WHAT THE TASK ASKS: Transcribe every entry below word for word, but skip the pictures.

DATA TO USE:
--*--
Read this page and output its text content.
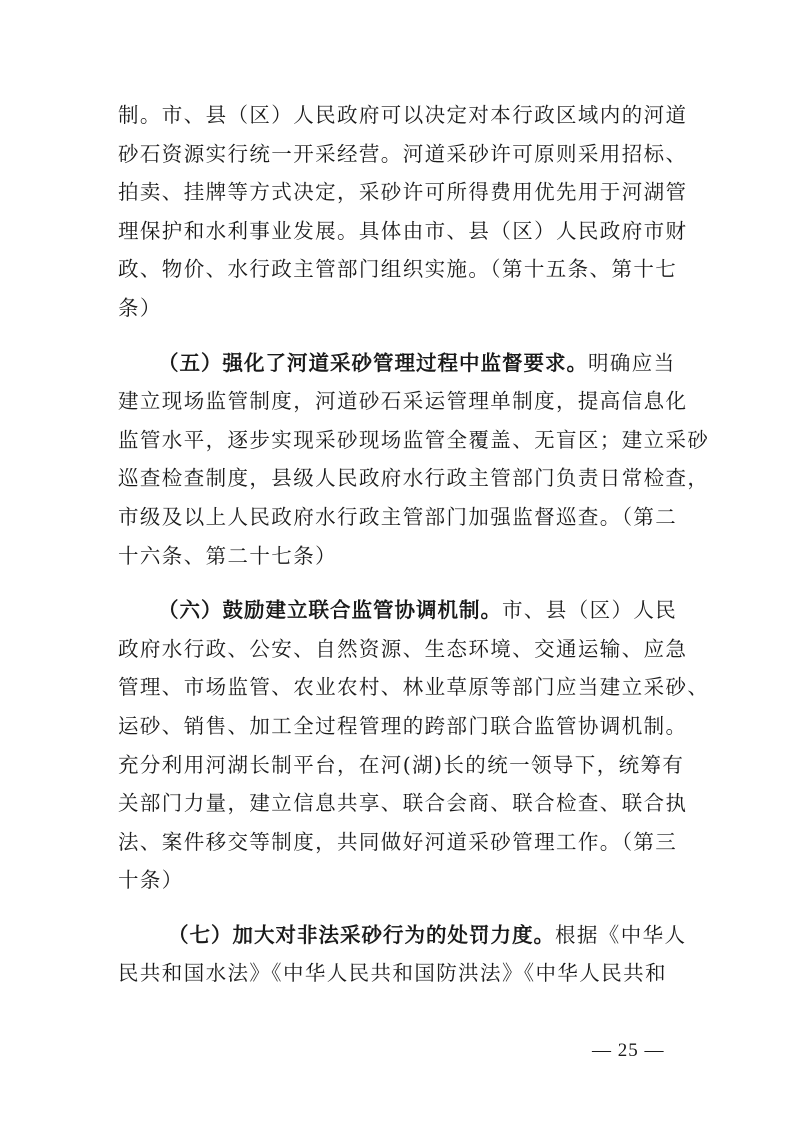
制。市、县（区）人民政府可以决定对本行政区域内的河道
砂石资源实行统一开采经营。河道采砂许可原则采用招标、
拍卖、挂牌等方式决定，采砂许可所得费用优先用于河湖管
理保护和水利事业发展。具体由市、县（区）人民政府市财
政、物价、水行政主管部门组织实施。（第十五条、第十七
条）
（五）强化了河道采砂管理过程中监督要求。明确应当
建立现场监管制度，河道砂石采运管理单制度，提高信息化
监管水平，逐步实现采砂现场监管全覆盖、无盲区；建立采砂
巡查检查制度，县级人民政府水行政主管部门负责日常检查，
市级及以上人民政府水行政主管部门加强监督巡查。（第二
十六条、第二十七条）
（六）鼓励建立联合监管协调机制。市、县（区）人民
政府水行政、公安、自然资源、生态环境、交通运输、应急
管理、市场监管、农业农村、林业草原等部门应当建立采砂、
运砂、销售、加工全过程管理的跨部门联合监管协调机制。
充分利用河湖长制平台，在河(湖)长的统一领导下，统筹有
关部门力量，建立信息共享、联合会商、联合检查、联合执
法、案件移交等制度，共同做好河道采砂管理工作。（第三
十条）
（七）加大对非法采砂行为的处罚力度。根据《中华人
民共和国水法》《中华人民共和国防洪法》《中华人民共和
— 25 —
--*--
TASK ANSWER:
Read this page and output its text content.
制。市、县（区）人民政府可以决定对本行政区域内的河道
砂石资源实行统一开采经营。河道采砂许可原则采用招标、
拍卖、挂牌等方式决定，采砂许可所得费用优先用于河湖管
理保护和水利事业发展。具体由市、县（区）人民政府市财
政、物价、水行政主管部门组织实施。（第十五条、第十七
条）
（五）强化了河道采砂管理过程中监督要求。明确应当
建立现场监管制度，河道砂石采运管理单制度，提高信息化
监管水平，逐步实现采砂现场监管全覆盖、无盲区；建立采砂
巡查检查制度，县级人民政府水行政主管部门负责日常检查，
市级及以上人民政府水行政主管部门加强监督巡查。（第二
十六条、第二十七条）
（六）鼓励建立联合监管协调机制。市、县（区）人民
政府水行政、公安、自然资源、生态环境、交通运输、应急
管理、市场监管、农业农村、林业草原等部门应当建立采砂、
运砂、销售、加工全过程管理的跨部门联合监管协调机制。
充分利用河湖长制平台，在河(湖)长的统一领导下，统筹有
关部门力量，建立信息共享、联合会商、联合检查、联合执
法、案件移交等制度，共同做好河道采砂管理工作。（第三
十条）
（七）加大对非法采砂行为的处罚力度。根据《中华人
民共和国水法》《中华人民共和国防洪法》《中华人民共和
— 25 —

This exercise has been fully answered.